» **Exercise description**: Pull out all lines from the listing below in which the word "this" appears.

Collected data entries
▬▬▬▬▬▬▬▬▬▬

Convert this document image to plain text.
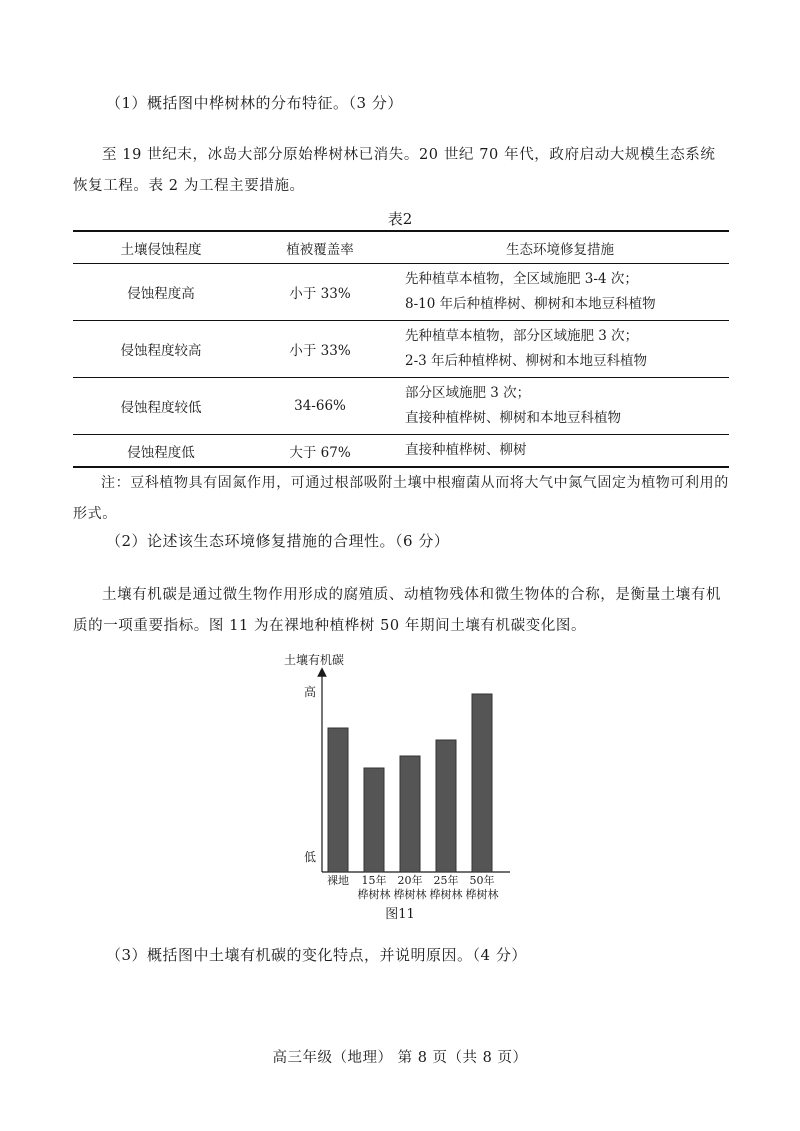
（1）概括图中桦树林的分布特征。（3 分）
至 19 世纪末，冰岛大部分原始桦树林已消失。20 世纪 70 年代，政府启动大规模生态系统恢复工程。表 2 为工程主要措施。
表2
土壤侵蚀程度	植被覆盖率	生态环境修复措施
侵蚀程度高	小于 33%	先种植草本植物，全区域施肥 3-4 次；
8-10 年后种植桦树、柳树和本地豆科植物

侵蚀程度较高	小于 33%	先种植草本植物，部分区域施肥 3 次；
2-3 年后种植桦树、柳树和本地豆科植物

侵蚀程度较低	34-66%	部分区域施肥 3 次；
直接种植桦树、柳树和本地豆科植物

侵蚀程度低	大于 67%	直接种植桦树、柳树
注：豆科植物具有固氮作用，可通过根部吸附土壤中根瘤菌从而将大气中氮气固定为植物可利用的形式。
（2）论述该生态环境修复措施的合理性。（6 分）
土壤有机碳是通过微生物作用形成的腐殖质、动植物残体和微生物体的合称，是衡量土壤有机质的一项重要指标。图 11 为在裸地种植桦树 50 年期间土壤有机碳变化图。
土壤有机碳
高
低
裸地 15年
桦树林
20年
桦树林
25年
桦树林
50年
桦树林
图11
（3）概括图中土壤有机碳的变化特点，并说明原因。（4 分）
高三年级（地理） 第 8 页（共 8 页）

▬▬▬▬▬▬▬▬▬▬

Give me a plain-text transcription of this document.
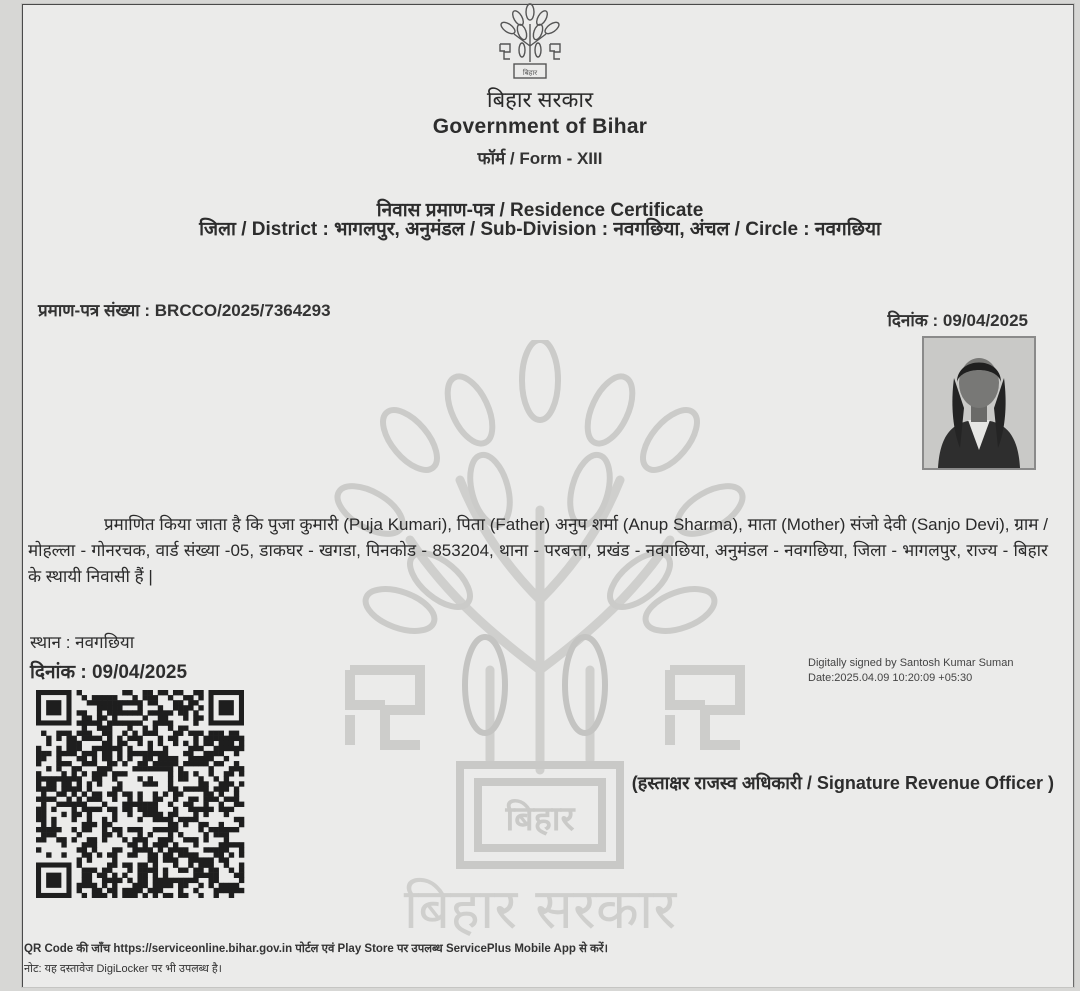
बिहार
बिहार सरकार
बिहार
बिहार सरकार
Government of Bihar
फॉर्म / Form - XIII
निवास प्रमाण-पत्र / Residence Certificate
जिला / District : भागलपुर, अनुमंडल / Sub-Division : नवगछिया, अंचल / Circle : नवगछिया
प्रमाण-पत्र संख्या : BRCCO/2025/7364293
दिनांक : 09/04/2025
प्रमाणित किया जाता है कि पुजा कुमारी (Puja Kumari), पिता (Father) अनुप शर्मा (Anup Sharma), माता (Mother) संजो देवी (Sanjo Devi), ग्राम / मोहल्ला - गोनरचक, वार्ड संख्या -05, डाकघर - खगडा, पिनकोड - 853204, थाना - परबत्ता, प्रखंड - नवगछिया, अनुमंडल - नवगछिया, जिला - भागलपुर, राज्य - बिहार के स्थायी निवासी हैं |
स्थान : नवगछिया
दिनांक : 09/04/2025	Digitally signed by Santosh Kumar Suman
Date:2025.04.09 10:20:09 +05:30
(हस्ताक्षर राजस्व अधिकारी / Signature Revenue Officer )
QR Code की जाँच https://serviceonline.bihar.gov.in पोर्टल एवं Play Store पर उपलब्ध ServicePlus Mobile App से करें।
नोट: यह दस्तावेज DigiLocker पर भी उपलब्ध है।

▬▬▬▬▬▬▬▬▬▬

» **Full response**:
Convert this document image to plain text.
Give me a plain-text transcription of this document.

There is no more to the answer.